───── DATASET RECORDS

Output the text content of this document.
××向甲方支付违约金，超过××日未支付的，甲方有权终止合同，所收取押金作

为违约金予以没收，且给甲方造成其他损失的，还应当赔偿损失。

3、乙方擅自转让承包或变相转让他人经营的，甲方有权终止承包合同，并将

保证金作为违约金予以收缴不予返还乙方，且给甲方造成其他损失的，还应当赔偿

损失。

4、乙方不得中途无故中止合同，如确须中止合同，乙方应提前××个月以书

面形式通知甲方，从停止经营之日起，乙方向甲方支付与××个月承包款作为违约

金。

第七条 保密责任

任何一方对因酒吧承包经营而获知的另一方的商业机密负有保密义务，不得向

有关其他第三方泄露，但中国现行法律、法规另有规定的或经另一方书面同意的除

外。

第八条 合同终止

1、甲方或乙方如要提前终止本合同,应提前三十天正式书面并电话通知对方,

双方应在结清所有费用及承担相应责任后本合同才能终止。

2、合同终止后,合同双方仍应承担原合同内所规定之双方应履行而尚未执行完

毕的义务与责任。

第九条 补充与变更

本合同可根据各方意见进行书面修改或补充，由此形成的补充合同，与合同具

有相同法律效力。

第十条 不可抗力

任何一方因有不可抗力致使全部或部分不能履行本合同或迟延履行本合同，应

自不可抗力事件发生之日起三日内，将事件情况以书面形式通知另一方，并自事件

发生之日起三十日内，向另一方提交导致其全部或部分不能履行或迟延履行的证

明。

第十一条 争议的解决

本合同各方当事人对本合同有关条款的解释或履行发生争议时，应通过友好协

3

──────────

[WRITTEN PROBLEM] Using the listing above, reproduce each line without omission.

[FINISHED TASK]
Output the text content of this document.
××向甲方支付违约金，超过××日未支付的，甲方有权终止合同，所收取押金作

为违约金予以没收，且给甲方造成其他损失的，还应当赔偿损失。

3、乙方擅自转让承包或变相转让他人经营的，甲方有权终止承包合同，并将

保证金作为违约金予以收缴不予返还乙方，且给甲方造成其他损失的，还应当赔偿

损失。

4、乙方不得中途无故中止合同，如确须中止合同，乙方应提前××个月以书

面形式通知甲方，从停止经营之日起，乙方向甲方支付与××个月承包款作为违约

金。

第七条 保密责任

任何一方对因酒吧承包经营而获知的另一方的商业机密负有保密义务，不得向

有关其他第三方泄露，但中国现行法律、法规另有规定的或经另一方书面同意的除

外。

第八条 合同终止

1、甲方或乙方如要提前终止本合同,应提前三十天正式书面并电话通知对方,

双方应在结清所有费用及承担相应责任后本合同才能终止。

2、合同终止后,合同双方仍应承担原合同内所规定之双方应履行而尚未执行完

毕的义务与责任。

第九条 补充与变更

本合同可根据各方意见进行书面修改或补充，由此形成的补充合同，与合同具

有相同法律效力。

第十条 不可抗力

任何一方因有不可抗力致使全部或部分不能履行本合同或迟延履行本合同，应

自不可抗力事件发生之日起三日内，将事件情况以书面形式通知另一方，并自事件

发生之日起三十日内，向另一方提交导致其全部或部分不能履行或迟延履行的证

明。

第十一条 争议的解决

本合同各方当事人对本合同有关条款的解释或履行发生争议时，应通过友好协

3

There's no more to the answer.